**TASK INSTRUCTIONS**
Please transcribe the listing below in full and word for word, without its pictures.

**STORED DATA**
————————

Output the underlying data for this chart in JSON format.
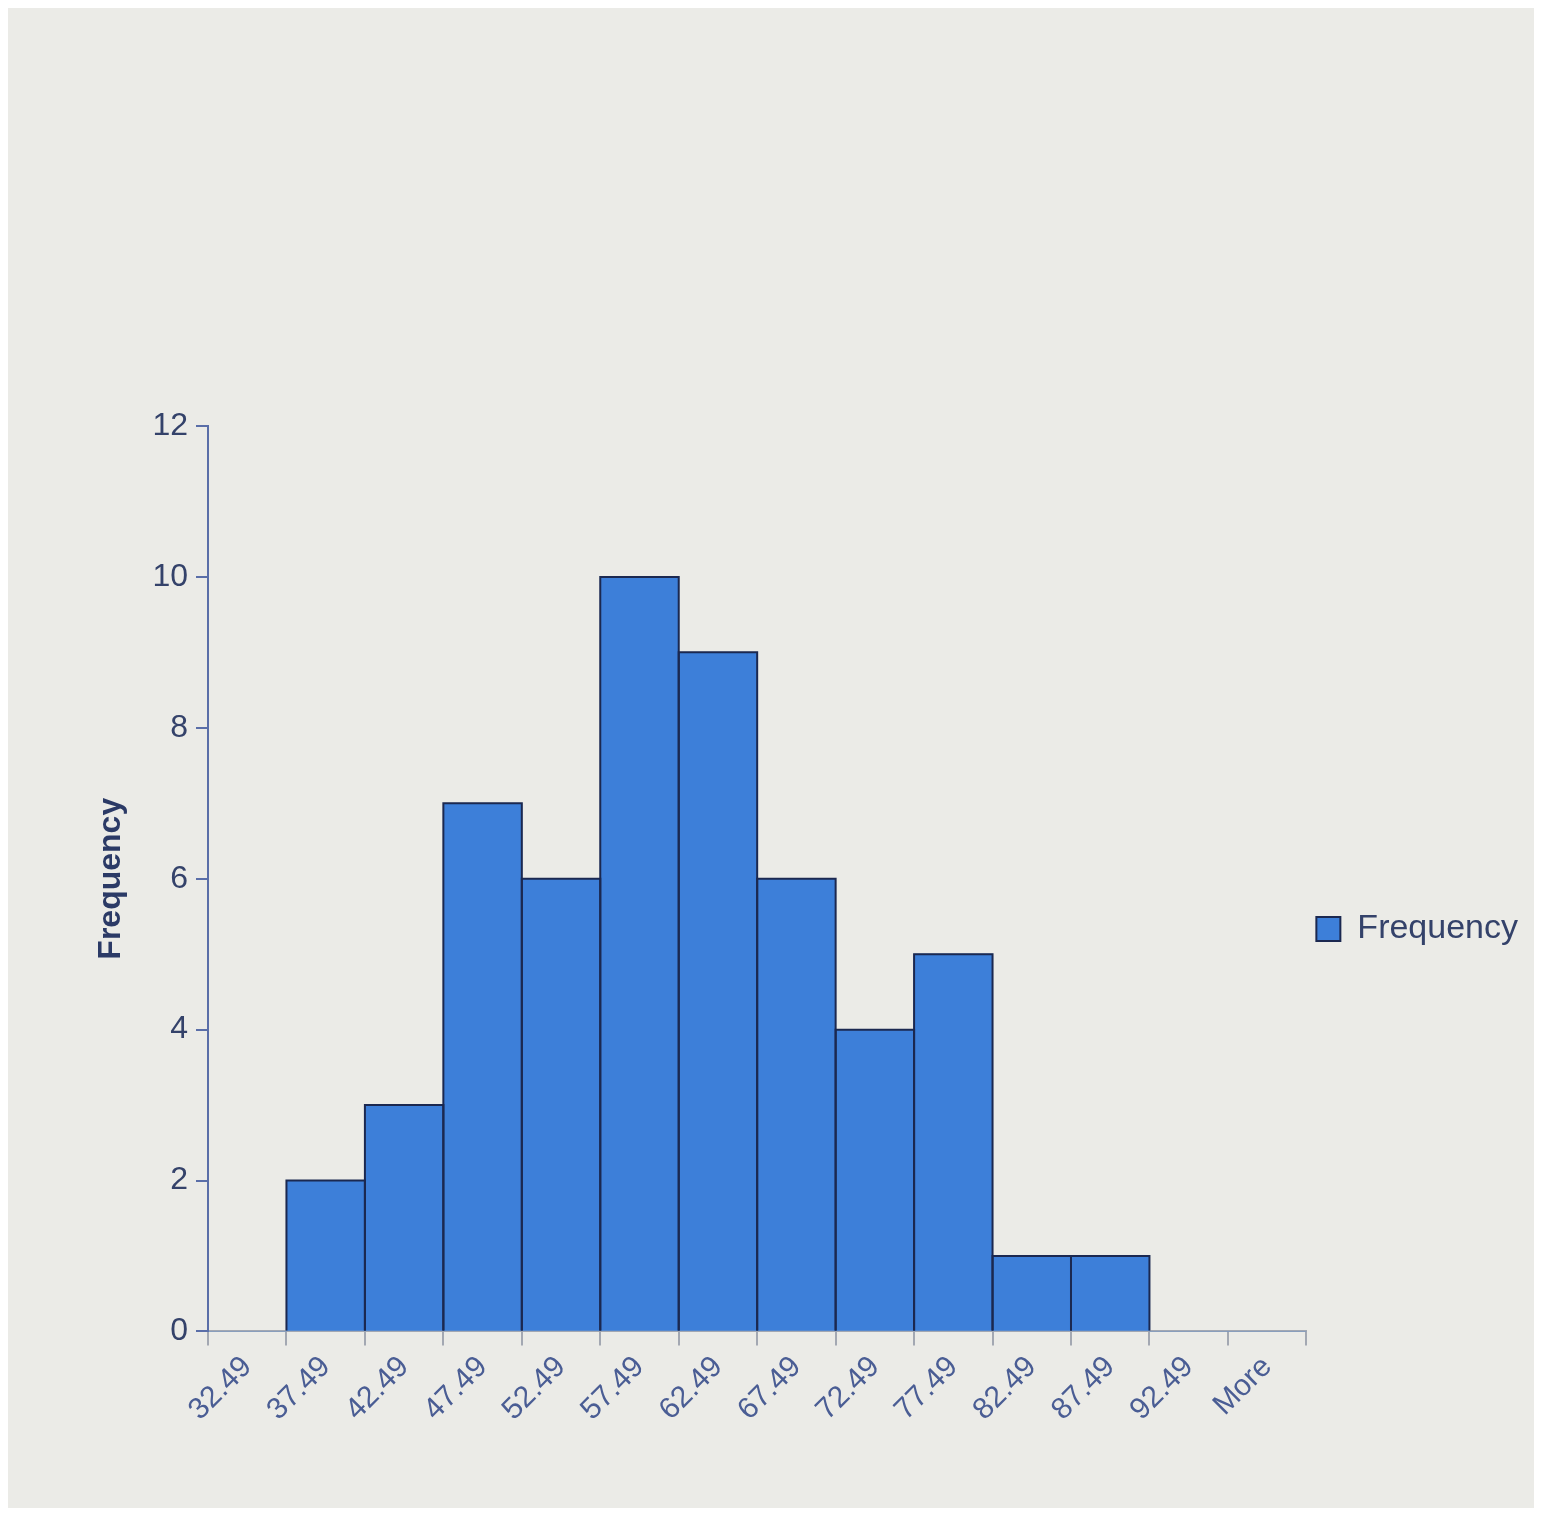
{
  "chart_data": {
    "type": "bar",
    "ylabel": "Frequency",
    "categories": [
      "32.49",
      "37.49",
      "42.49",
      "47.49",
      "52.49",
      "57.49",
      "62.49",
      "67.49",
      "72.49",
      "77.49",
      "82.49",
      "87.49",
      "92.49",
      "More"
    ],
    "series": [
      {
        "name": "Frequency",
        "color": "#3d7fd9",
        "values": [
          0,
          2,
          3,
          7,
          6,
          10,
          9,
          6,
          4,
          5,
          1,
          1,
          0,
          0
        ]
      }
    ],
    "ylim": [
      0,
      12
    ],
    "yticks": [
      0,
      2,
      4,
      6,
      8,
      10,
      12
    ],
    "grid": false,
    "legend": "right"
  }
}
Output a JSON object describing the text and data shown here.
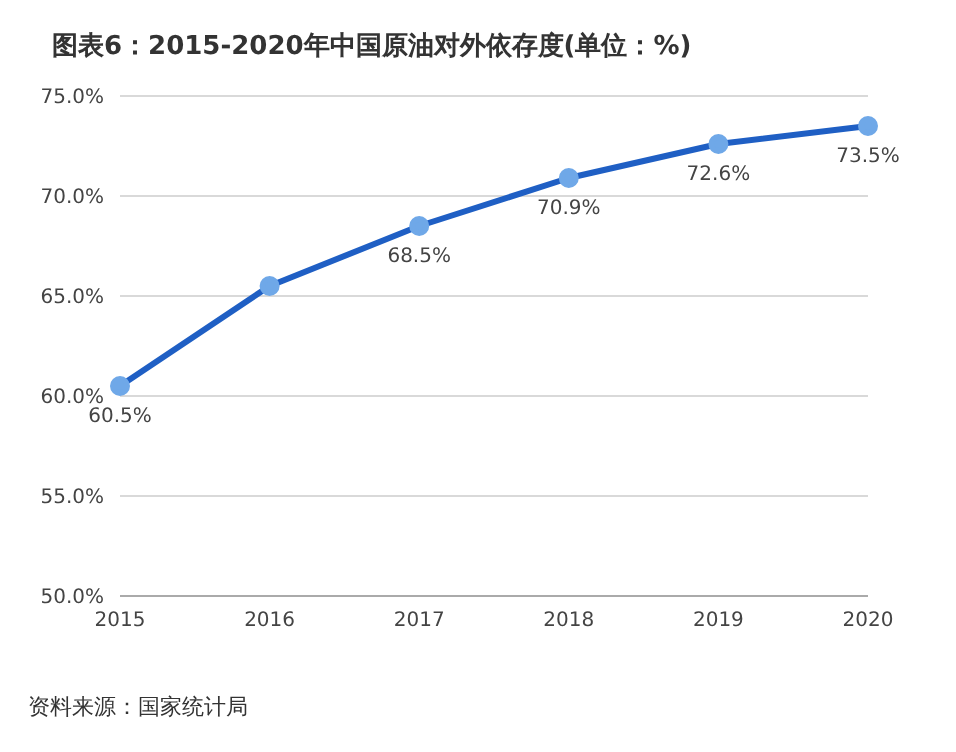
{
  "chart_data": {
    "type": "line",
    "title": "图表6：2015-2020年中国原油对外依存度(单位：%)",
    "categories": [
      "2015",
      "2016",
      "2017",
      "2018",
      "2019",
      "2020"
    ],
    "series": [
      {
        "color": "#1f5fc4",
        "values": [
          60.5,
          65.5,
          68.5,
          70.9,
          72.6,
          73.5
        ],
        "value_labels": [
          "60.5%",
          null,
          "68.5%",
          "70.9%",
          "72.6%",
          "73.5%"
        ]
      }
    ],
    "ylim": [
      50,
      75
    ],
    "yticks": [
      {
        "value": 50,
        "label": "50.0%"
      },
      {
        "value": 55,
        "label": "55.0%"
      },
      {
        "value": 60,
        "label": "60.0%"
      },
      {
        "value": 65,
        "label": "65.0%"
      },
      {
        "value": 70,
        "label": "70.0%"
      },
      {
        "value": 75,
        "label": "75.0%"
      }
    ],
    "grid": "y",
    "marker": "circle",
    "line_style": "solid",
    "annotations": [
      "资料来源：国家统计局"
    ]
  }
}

————————

**REPLY**
Output the underlying data for this chart in JSON format.
{
  "chart_data": {
    "type": "bar",
    "ylabel": "Frequency",
    "categories": [
      "32.49",
      "37.49",
      "42.49",
      "47.49",
      "52.49",
      "57.49",
      "62.49",
      "67.49",
      "72.49",
      "77.49",
      "82.49",
      "87.49",
      "92.49",
      "More"
    ],
    "series": [
      {
        "name": "Frequency",
        "color": "#3d7fd9",
        "values": [
          0,
          2,
          3,
          7,
          6,
          10,
          9,
          6,
          4,
          5,
          1,
          1,
          0,
          0
        ]
      }
    ],
    "ylim": [
      0,
      12
    ],
    "yticks": [
      0,
      2,
      4,
      6,
      8,
      10,
      12
    ],
    "grid": false,
    "legend": "right"
  }
}
Output a JSON object describing the text and data shown here.
{
  "chart_data": {
    "type": "line",
    "title": "图表6：2015-2020年中国原油对外依存度(单位：%)",
    "categories": [
      "2015",
      "2016",
      "2017",
      "2018",
      "2019",
      "2020"
    ],
    "series": [
      {
        "color": "#1f5fc4",
        "values": [
          60.5,
          65.5,
          68.5,
          70.9,
          72.6,
          73.5
        ],
        "value_labels": [
          "60.5%",
          null,
          "68.5%",
          "70.9%",
          "72.6%",
          "73.5%"
        ]
      }
    ],
    "ylim": [
      50,
      75
    ],
    "yticks": [
      {
        "value": 50,
        "label": "50.0%"
      },
      {
        "value": 55,
        "label": "55.0%"
      },
      {
        "value": 60,
        "label": "60.0%"
      },
      {
        "value": 65,
        "label": "65.0%"
      },
      {
        "value": 70,
        "label": "70.0%"
      },
      {
        "value": 75,
        "label": "75.0%"
      }
    ],
    "grid": "y",
    "marker": "circle",
    "line_style": "solid",
    "annotations": [
      "资料来源：国家统计局"
    ]
  }
}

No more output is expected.